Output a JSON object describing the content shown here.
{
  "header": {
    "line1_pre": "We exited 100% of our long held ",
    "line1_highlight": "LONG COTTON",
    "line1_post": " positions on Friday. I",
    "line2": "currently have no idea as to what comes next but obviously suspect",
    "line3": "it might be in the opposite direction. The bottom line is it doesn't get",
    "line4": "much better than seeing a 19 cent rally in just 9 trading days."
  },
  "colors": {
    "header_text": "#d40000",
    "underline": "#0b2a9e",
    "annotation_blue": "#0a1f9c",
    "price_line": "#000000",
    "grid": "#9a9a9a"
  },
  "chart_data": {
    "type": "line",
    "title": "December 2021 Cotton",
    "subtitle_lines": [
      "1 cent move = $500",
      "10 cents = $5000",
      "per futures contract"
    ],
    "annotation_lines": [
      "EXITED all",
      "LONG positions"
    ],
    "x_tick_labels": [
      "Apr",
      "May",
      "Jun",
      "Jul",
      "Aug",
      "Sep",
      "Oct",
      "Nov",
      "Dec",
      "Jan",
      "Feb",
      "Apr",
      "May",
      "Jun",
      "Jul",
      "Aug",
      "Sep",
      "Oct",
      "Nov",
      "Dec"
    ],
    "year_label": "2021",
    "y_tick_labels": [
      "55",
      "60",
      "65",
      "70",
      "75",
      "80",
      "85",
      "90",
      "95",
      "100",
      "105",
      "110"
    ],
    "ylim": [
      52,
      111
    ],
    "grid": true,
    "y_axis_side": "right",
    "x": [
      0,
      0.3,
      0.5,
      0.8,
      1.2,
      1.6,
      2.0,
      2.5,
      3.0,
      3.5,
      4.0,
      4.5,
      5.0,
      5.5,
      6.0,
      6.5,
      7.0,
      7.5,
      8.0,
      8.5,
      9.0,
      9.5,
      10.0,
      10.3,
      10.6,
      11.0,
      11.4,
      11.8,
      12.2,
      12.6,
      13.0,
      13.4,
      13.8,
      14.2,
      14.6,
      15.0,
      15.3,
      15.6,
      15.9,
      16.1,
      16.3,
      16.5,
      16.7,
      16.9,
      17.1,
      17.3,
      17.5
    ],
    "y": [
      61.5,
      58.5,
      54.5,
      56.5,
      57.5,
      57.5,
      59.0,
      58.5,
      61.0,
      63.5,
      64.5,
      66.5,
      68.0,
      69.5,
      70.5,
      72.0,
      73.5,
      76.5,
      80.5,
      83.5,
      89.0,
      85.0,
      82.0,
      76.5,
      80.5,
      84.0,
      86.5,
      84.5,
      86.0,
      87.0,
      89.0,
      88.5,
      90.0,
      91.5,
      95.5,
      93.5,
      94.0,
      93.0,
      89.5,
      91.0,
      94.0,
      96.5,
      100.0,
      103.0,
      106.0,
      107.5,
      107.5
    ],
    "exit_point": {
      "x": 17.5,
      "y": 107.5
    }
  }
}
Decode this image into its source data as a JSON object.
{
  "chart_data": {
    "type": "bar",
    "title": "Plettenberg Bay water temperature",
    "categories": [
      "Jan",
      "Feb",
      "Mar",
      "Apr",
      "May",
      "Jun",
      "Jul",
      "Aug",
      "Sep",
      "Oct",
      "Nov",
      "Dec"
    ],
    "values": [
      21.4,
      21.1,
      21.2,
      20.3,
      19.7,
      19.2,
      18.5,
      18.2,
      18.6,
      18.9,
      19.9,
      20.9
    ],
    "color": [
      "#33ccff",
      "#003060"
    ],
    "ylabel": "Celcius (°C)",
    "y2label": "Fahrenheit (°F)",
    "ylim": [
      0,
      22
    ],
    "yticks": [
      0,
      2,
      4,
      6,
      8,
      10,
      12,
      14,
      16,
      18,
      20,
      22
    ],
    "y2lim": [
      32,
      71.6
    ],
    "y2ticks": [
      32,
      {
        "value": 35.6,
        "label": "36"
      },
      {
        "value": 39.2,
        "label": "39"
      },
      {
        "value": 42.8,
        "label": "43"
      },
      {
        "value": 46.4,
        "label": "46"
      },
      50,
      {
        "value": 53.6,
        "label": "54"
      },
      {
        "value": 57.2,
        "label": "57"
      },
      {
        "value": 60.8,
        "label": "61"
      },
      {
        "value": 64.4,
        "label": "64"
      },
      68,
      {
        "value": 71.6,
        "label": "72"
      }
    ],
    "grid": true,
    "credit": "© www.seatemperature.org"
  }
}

=-=-=

WORK TO BE COMPLETED — Quote all of the entries verbatim.

TASK SOLUTION —
Output a JSON object describing the content shown here.
{
  "header": {
    "line1_pre": "We exited 100% of our long held ",
    "line1_highlight": "LONG COTTON",
    "line1_post": " positions on Friday. I",
    "line2": "currently have no idea as to what comes next but obviously suspect",
    "line3": "it might be in the opposite direction. The bottom line is it doesn't get",
    "line4": "much better than seeing a 19 cent rally in just 9 trading days."
  },
  "colors": {
    "header_text": "#d40000",
    "underline": "#0b2a9e",
    "annotation_blue": "#0a1f9c",
    "price_line": "#000000",
    "grid": "#9a9a9a"
  },
  "chart_data": {
    "type": "line",
    "title": "December 2021 Cotton",
    "subtitle_lines": [
      "1 cent move = $500",
      "10 cents = $5000",
      "per futures contract"
    ],
    "annotation_lines": [
      "EXITED all",
      "LONG positions"
    ],
    "x_tick_labels": [
      "Apr",
      "May",
      "Jun",
      "Jul",
      "Aug",
      "Sep",
      "Oct",
      "Nov",
      "Dec",
      "Jan",
      "Feb",
      "Apr",
      "May",
      "Jun",
      "Jul",
      "Aug",
      "Sep",
      "Oct",
      "Nov",
      "Dec"
    ],
    "year_label": "2021",
    "y_tick_labels": [
      "55",
      "60",
      "65",
      "70",
      "75",
      "80",
      "85",
      "90",
      "95",
      "100",
      "105",
      "110"
    ],
    "ylim": [
      52,
      111
    ],
    "grid": true,
    "y_axis_side": "right",
    "x": [
      0,
      0.3,
      0.5,
      0.8,
      1.2,
      1.6,
      2.0,
      2.5,
      3.0,
      3.5,
      4.0,
      4.5,
      5.0,
      5.5,
      6.0,
      6.5,
      7.0,
      7.5,
      8.0,
      8.5,
      9.0,
      9.5,
      10.0,
      10.3,
      10.6,
      11.0,
      11.4,
      11.8,
      12.2,
      12.6,
      13.0,
      13.4,
      13.8,
      14.2,
      14.6,
      15.0,
      15.3,
      15.6,
      15.9,
      16.1,
      16.3,
      16.5,
      16.7,
      16.9,
      17.1,
      17.3,
      17.5
    ],
    "y": [
      61.5,
      58.5,
      54.5,
      56.5,
      57.5,
      57.5,
      59.0,
      58.5,
      61.0,
      63.5,
      64.5,
      66.5,
      68.0,
      69.5,
      70.5,
      72.0,
      73.5,
      76.5,
      80.5,
      83.5,
      89.0,
      85.0,
      82.0,
      76.5,
      80.5,
      84.0,
      86.5,
      84.5,
      86.0,
      87.0,
      89.0,
      88.5,
      90.0,
      91.5,
      95.5,
      93.5,
      94.0,
      93.0,
      89.5,
      91.0,
      94.0,
      96.5,
      100.0,
      103.0,
      106.0,
      107.5,
      107.5
    ],
    "exit_point": {
      "x": 17.5,
      "y": 107.5
    }
  }
}
Decode this image into its source data as a JSON object.
{
  "chart_data": {
    "type": "bar",
    "title": "Plettenberg Bay water temperature",
    "categories": [
      "Jan",
      "Feb",
      "Mar",
      "Apr",
      "May",
      "Jun",
      "Jul",
      "Aug",
      "Sep",
      "Oct",
      "Nov",
      "Dec"
    ],
    "values": [
      21.4,
      21.1,
      21.2,
      20.3,
      19.7,
      19.2,
      18.5,
      18.2,
      18.6,
      18.9,
      19.9,
      20.9
    ],
    "color": [
      "#33ccff",
      "#003060"
    ],
    "ylabel": "Celcius (°C)",
    "y2label": "Fahrenheit (°F)",
    "ylim": [
      0,
      22
    ],
    "yticks": [
      0,
      2,
      4,
      6,
      8,
      10,
      12,
      14,
      16,
      18,
      20,
      22
    ],
    "y2lim": [
      32,
      71.6
    ],
    "y2ticks": [
      32,
      {
        "value": 35.6,
        "label": "36"
      },
      {
        "value": 39.2,
        "label": "39"
      },
      {
        "value": 42.8,
        "label": "43"
      },
      {
        "value": 46.4,
        "label": "46"
      },
      50,
      {
        "value": 53.6,
        "label": "54"
      },
      {
        "value": 57.2,
        "label": "57"
      },
      {
        "value": 60.8,
        "label": "61"
      },
      {
        "value": 64.4,
        "label": "64"
      },
      68,
      {
        "value": 71.6,
        "label": "72"
      }
    ],
    "grid": true,
    "credit": "© www.seatemperature.org"
  }
}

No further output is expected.